Instructions to follow
The records below are to be copied word for word, with every picture left out.

______

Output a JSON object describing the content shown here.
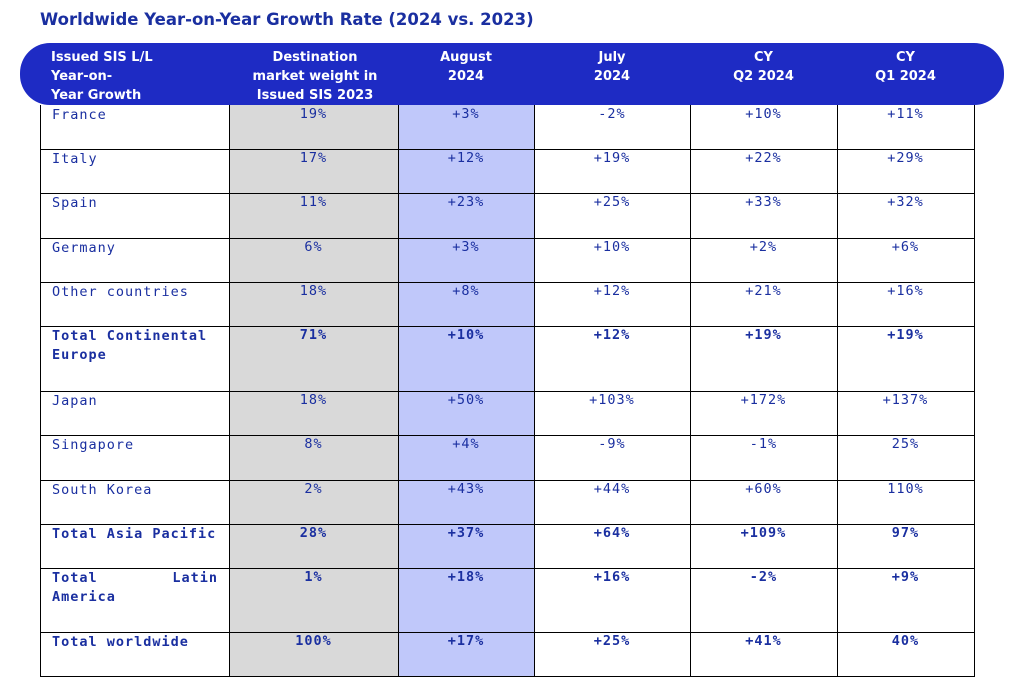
{
  "title": "Worldwide Year-on-Year Growth Rate (2024 vs. 2023)",
  "headers": [
    "Issued SIS L/L\nYear-on-\nYear Growth",
    "Destination\nmarket weight in\nIssued SIS 2023",
    "August\n2024",
    "July\n2024",
    "CY\nQ2 2024",
    "CY\nQ1 2024"
  ],
  "rows": [
    {
      "label": "France",
      "weight": "19%",
      "aug": "+3%",
      "jul": "-2%",
      "q2": "+10%",
      "q1": "+11%",
      "bold": false
    },
    {
      "label": "Italy",
      "weight": "17%",
      "aug": "+12%",
      "jul": "+19%",
      "q2": "+22%",
      "q1": "+29%",
      "bold": false
    },
    {
      "label": "Spain",
      "weight": "11%",
      "aug": "+23%",
      "jul": "+25%",
      "q2": "+33%",
      "q1": "+32%",
      "bold": false
    },
    {
      "label": "Germany",
      "weight": "6%",
      "aug": "+3%",
      "jul": "+10%",
      "q2": "+2%",
      "q1": "+6%",
      "bold": false
    },
    {
      "label": "Other countries",
      "weight": "18%",
      "aug": "+8%",
      "jul": "+12%",
      "q2": "+21%",
      "q1": "+16%",
      "bold": false
    },
    {
      "label": "Total Continental Europe",
      "weight": "71%",
      "aug": "+10%",
      "jul": "+12%",
      "q2": "+19%",
      "q1": "+19%",
      "bold": true
    },
    {
      "label": "Japan",
      "weight": "18%",
      "aug": "+50%",
      "jul": "+103%",
      "q2": "+172%",
      "q1": "+137%",
      "bold": false
    },
    {
      "label": "Singapore",
      "weight": "8%",
      "aug": "+4%",
      "jul": "-9%",
      "q2": "-1%",
      "q1": "25%",
      "bold": false
    },
    {
      "label": "South Korea",
      "weight": "2%",
      "aug": "+43%",
      "jul": "+44%",
      "q2": "+60%",
      "q1": "110%",
      "bold": false
    },
    {
      "label": "Total Asia Pacific",
      "weight": "28%",
      "aug": "+37%",
      "jul": "+64%",
      "q2": "+109%",
      "q1": "97%",
      "bold": true
    },
    {
      "label": "Total Latin America",
      "weight": "1%",
      "aug": "+18%",
      "jul": "+16%",
      "q2": "-2%",
      "q1": "+9%",
      "bold": true
    },
    {
      "label": "Total worldwide",
      "weight": "100%",
      "aug": "+17%",
      "jul": "+25%",
      "q2": "+41%",
      "q1": "40%",
      "bold": true
    }
  ],
  "colors": {
    "header_bg": "#1e2bc4",
    "text": "#1a2fa0",
    "weight_col_bg": "#d9d9d9",
    "august_col_bg": "#c0c8fa"
  }
}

______

Task answer
Output a JSON object describing the content shown here.
{
  "title": "Worldwide Year-on-Year Growth Rate (2024 vs. 2023)",
  "headers": [
    "Issued SIS L/L\nYear-on-\nYear Growth",
    "Destination\nmarket weight in\nIssued SIS 2023",
    "August\n2024",
    "July\n2024",
    "CY\nQ2 2024",
    "CY\nQ1 2024"
  ],
  "rows": [
    {
      "label": "France",
      "weight": "19%",
      "aug": "+3%",
      "jul": "-2%",
      "q2": "+10%",
      "q1": "+11%",
      "bold": false
    },
    {
      "label": "Italy",
      "weight": "17%",
      "aug": "+12%",
      "jul": "+19%",
      "q2": "+22%",
      "q1": "+29%",
      "bold": false
    },
    {
      "label": "Spain",
      "weight": "11%",
      "aug": "+23%",
      "jul": "+25%",
      "q2": "+33%",
      "q1": "+32%",
      "bold": false
    },
    {
      "label": "Germany",
      "weight": "6%",
      "aug": "+3%",
      "jul": "+10%",
      "q2": "+2%",
      "q1": "+6%",
      "bold": false
    },
    {
      "label": "Other countries",
      "weight": "18%",
      "aug": "+8%",
      "jul": "+12%",
      "q2": "+21%",
      "q1": "+16%",
      "bold": false
    },
    {
      "label": "Total Continental Europe",
      "weight": "71%",
      "aug": "+10%",
      "jul": "+12%",
      "q2": "+19%",
      "q1": "+19%",
      "bold": true
    },
    {
      "label": "Japan",
      "weight": "18%",
      "aug": "+50%",
      "jul": "+103%",
      "q2": "+172%",
      "q1": "+137%",
      "bold": false
    },
    {
      "label": "Singapore",
      "weight": "8%",
      "aug": "+4%",
      "jul": "-9%",
      "q2": "-1%",
      "q1": "25%",
      "bold": false
    },
    {
      "label": "South Korea",
      "weight": "2%",
      "aug": "+43%",
      "jul": "+44%",
      "q2": "+60%",
      "q1": "110%",
      "bold": false
    },
    {
      "label": "Total Asia Pacific",
      "weight": "28%",
      "aug": "+37%",
      "jul": "+64%",
      "q2": "+109%",
      "q1": "97%",
      "bold": true
    },
    {
      "label": "Total Latin America",
      "weight": "1%",
      "aug": "+18%",
      "jul": "+16%",
      "q2": "-2%",
      "q1": "+9%",
      "bold": true
    },
    {
      "label": "Total worldwide",
      "weight": "100%",
      "aug": "+17%",
      "jul": "+25%",
      "q2": "+41%",
      "q1": "40%",
      "bold": true
    }
  ],
  "colors": {
    "header_bg": "#1e2bc4",
    "text": "#1a2fa0",
    "weight_col_bg": "#d9d9d9",
    "august_col_bg": "#c0c8fa"
  }
}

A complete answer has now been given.